* **Work instructions**
Below are some records: retype them all exactly, but not the pictures.

* **Given data**
▼▼▼
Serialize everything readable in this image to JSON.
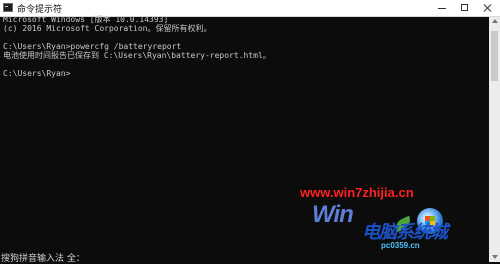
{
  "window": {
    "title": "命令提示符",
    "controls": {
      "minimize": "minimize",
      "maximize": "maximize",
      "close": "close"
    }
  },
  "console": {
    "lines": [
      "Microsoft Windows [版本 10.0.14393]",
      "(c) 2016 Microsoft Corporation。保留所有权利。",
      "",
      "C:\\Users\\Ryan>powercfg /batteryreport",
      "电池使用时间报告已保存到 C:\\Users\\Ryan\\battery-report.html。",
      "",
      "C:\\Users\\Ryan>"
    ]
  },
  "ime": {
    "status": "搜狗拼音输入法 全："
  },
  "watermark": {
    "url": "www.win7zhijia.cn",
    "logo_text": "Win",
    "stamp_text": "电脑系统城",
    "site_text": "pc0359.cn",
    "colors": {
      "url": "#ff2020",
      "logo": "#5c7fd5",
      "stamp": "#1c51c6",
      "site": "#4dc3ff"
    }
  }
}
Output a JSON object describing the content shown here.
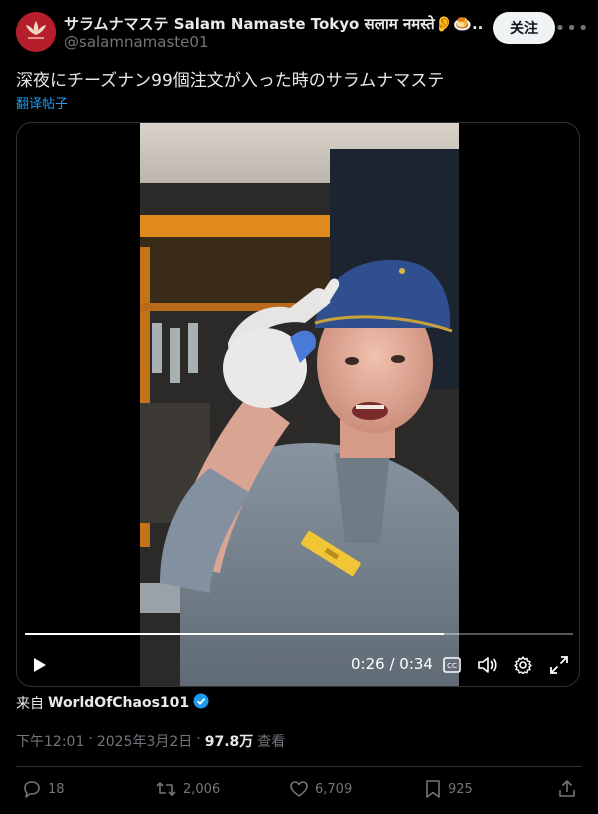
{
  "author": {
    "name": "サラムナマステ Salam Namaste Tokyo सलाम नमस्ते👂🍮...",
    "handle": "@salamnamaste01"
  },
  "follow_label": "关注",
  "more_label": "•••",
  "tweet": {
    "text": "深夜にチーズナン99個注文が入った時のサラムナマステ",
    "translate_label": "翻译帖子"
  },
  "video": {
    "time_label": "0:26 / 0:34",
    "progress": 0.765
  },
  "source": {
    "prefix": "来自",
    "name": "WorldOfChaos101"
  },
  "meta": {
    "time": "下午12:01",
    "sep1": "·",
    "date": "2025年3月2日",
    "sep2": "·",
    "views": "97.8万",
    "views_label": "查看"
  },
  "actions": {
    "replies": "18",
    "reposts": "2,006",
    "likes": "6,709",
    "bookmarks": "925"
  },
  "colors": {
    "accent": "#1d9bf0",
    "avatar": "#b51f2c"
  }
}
▲▲▲
* **Complete output**
Serialize everything readable in this image to JSON.
{
  "window": {
    "title": "命令提示符",
    "controls": {
      "minimize": "minimize",
      "maximize": "maximize",
      "close": "close"
    }
  },
  "console": {
    "lines": [
      "Microsoft Windows [版本 10.0.14393]",
      "(c) 2016 Microsoft Corporation。保留所有权利。",
      "",
      "C:\\Users\\Ryan>powercfg /batteryreport",
      "电池使用时间报告已保存到 C:\\Users\\Ryan\\battery-report.html。",
      "",
      "C:\\Users\\Ryan>"
    ]
  },
  "ime": {
    "status": "搜狗拼音输入法 全："
  },
  "watermark": {
    "url": "www.win7zhijia.cn",
    "logo_text": "Win",
    "stamp_text": "电脑系统城",
    "site_text": "pc0359.cn",
    "colors": {
      "url": "#ff2020",
      "logo": "#5c7fd5",
      "stamp": "#1c51c6",
      "site": "#4dc3ff"
    }
  }
}
Output a JSON object describing the content shown here.
{
  "author": {
    "name": "サラムナマステ Salam Namaste Tokyo सलाम नमस्ते👂🍮...",
    "handle": "@salamnamaste01"
  },
  "follow_label": "关注",
  "more_label": "•••",
  "tweet": {
    "text": "深夜にチーズナン99個注文が入った時のサラムナマステ",
    "translate_label": "翻译帖子"
  },
  "video": {
    "time_label": "0:26 / 0:34",
    "progress": 0.765
  },
  "source": {
    "prefix": "来自",
    "name": "WorldOfChaos101"
  },
  "meta": {
    "time": "下午12:01",
    "sep1": "·",
    "date": "2025年3月2日",
    "sep2": "·",
    "views": "97.8万",
    "views_label": "查看"
  },
  "actions": {
    "replies": "18",
    "reposts": "2,006",
    "likes": "6,709",
    "bookmarks": "925"
  },
  "colors": {
    "accent": "#1d9bf0",
    "avatar": "#b51f2c"
  }
}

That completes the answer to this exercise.